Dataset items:
/---
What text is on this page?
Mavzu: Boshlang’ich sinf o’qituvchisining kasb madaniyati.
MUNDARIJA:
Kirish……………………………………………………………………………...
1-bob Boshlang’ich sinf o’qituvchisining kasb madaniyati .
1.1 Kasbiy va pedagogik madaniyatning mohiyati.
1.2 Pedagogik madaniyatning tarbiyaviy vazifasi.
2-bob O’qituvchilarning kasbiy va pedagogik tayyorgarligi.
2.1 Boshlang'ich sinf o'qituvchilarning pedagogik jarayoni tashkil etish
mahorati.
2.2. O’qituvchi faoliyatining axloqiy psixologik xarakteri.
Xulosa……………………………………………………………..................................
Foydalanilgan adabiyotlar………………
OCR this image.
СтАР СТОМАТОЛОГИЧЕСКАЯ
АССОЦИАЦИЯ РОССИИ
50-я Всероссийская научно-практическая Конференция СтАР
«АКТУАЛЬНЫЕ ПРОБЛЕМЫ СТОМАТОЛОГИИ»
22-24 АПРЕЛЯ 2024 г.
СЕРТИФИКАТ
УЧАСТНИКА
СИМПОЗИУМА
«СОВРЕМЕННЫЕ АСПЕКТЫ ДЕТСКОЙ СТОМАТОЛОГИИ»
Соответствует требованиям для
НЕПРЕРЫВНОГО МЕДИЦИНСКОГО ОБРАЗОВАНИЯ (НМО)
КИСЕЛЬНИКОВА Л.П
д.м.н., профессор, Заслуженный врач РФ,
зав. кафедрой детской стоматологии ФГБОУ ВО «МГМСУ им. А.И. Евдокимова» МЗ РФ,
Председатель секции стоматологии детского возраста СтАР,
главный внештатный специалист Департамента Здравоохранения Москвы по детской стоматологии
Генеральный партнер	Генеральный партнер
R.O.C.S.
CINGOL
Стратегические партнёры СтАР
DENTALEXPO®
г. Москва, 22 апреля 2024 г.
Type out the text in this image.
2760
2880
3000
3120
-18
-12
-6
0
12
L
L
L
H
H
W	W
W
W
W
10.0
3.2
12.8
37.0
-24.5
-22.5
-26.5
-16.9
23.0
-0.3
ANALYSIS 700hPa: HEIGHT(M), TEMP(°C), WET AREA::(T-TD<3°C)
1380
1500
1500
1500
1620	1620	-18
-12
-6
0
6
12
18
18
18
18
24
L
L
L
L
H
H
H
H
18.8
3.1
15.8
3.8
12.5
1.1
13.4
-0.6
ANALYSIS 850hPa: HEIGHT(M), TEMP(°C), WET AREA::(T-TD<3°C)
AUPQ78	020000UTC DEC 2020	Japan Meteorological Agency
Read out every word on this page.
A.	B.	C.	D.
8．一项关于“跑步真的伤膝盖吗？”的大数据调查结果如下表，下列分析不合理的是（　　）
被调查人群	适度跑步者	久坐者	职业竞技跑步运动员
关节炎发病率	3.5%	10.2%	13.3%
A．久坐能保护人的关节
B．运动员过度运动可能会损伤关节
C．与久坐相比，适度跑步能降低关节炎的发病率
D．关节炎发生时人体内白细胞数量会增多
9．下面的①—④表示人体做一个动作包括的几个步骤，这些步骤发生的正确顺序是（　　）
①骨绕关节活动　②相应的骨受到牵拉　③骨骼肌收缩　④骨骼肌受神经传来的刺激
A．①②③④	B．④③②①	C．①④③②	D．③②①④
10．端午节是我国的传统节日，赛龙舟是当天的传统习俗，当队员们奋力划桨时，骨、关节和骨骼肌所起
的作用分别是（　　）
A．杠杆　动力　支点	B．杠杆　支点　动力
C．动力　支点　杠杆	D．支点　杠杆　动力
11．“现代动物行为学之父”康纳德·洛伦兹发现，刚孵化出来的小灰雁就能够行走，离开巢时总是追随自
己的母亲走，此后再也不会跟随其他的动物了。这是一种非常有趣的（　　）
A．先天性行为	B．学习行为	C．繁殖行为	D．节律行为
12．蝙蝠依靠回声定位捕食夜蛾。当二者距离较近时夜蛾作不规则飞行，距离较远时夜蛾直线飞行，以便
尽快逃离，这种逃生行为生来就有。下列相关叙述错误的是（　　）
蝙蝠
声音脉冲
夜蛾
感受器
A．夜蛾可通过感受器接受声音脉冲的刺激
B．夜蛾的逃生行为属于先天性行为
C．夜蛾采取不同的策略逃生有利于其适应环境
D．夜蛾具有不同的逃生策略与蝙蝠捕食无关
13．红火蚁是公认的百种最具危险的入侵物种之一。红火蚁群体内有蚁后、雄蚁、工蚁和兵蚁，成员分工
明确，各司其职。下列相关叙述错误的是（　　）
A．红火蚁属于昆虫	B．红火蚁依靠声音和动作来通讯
\---
Pick out and copy the lines of the entries that hold the string "text".

What text is on this page?
Type out the text in this image.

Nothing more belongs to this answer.